[A block of data]
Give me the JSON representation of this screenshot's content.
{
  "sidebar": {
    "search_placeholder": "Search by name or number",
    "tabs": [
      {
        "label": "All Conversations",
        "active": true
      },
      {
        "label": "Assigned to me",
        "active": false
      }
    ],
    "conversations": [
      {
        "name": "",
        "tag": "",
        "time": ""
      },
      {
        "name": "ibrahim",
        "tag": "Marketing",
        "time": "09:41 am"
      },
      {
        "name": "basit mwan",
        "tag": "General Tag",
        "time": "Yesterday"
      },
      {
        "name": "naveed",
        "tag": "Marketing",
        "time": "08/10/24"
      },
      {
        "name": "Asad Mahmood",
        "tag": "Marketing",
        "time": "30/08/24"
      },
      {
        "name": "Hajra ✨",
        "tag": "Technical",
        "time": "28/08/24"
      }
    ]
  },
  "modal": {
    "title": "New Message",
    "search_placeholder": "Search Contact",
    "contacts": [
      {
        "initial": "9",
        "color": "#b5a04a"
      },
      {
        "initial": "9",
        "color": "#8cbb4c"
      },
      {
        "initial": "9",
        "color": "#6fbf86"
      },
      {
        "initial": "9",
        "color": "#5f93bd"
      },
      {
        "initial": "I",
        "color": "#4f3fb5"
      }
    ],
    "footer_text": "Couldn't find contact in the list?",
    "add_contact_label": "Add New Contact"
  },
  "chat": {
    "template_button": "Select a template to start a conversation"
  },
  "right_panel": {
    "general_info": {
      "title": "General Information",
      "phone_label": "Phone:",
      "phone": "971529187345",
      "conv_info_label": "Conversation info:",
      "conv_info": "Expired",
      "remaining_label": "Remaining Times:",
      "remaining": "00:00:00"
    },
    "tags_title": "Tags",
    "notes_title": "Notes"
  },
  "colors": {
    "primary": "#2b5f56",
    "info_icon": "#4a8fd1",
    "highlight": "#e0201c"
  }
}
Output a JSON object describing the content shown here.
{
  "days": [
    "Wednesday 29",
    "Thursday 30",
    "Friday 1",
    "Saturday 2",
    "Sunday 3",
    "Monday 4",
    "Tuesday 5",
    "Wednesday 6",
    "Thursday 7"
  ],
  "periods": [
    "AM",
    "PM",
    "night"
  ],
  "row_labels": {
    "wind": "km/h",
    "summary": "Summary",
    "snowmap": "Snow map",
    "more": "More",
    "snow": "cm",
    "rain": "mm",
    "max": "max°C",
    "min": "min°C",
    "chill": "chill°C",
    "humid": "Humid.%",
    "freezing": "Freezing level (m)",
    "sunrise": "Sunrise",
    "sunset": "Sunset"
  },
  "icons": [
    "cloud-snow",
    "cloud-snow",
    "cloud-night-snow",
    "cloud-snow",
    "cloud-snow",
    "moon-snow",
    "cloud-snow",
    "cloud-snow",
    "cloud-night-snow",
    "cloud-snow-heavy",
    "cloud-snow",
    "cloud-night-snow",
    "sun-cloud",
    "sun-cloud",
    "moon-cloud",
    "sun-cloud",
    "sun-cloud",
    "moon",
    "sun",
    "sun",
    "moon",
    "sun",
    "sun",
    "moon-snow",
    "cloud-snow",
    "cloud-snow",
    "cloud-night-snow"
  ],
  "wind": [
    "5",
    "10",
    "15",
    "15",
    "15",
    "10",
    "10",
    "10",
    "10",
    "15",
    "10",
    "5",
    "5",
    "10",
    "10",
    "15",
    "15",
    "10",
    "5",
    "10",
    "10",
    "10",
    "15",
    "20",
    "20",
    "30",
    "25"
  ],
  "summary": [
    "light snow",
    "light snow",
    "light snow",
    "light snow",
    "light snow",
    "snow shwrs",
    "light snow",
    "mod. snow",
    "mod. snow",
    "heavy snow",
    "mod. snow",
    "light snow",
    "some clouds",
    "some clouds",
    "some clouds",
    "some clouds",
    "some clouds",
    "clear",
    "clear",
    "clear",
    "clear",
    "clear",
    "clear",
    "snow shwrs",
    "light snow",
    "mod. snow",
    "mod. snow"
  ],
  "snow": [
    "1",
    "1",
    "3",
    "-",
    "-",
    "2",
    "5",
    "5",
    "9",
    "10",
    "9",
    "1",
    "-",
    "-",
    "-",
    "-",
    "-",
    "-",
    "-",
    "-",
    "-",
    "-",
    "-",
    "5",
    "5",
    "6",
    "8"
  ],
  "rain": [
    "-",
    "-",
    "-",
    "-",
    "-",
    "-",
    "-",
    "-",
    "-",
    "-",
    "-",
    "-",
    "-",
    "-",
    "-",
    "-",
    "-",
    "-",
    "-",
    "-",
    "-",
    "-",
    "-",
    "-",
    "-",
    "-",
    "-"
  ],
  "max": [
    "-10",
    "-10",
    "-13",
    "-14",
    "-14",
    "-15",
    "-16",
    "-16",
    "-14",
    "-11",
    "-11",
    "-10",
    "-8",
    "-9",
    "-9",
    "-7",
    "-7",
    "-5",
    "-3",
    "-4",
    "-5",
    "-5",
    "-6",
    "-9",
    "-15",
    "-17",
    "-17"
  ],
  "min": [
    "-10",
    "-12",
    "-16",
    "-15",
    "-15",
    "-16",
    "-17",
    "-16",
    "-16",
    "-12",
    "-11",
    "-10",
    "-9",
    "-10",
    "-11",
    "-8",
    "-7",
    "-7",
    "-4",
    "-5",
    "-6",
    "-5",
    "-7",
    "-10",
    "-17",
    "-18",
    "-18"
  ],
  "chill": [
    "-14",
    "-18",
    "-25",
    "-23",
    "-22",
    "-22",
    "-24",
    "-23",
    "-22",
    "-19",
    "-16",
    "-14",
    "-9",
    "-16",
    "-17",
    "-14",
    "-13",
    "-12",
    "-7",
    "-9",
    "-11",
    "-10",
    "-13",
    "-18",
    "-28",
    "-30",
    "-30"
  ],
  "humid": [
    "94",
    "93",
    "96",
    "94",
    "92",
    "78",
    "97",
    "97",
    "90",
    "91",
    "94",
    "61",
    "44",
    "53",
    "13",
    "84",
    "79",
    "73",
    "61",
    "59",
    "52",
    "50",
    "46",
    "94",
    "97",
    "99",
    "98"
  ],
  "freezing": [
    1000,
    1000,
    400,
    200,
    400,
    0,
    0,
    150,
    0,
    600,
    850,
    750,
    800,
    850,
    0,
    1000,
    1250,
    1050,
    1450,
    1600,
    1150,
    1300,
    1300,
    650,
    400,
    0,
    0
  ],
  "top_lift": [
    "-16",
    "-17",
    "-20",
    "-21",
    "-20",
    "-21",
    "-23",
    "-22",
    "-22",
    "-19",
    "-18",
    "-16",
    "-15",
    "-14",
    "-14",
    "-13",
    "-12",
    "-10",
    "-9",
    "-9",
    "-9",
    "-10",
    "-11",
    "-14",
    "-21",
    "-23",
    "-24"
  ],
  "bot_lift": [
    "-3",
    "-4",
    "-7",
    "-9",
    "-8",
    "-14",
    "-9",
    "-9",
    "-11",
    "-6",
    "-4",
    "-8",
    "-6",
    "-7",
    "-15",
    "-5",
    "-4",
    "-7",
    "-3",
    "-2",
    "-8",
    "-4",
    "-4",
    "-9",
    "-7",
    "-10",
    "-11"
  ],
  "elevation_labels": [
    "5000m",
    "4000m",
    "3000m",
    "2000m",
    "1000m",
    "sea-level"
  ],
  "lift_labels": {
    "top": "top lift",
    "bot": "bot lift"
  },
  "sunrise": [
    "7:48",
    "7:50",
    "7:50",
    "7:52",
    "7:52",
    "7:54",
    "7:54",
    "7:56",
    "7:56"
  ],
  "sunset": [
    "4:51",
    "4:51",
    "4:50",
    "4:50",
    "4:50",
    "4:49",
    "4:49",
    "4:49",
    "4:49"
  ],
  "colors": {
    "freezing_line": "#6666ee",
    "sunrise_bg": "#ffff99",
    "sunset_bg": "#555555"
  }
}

### What is asked
Looking at the material above, count the lines that hold "name" and give the total alone.

### Full answer
7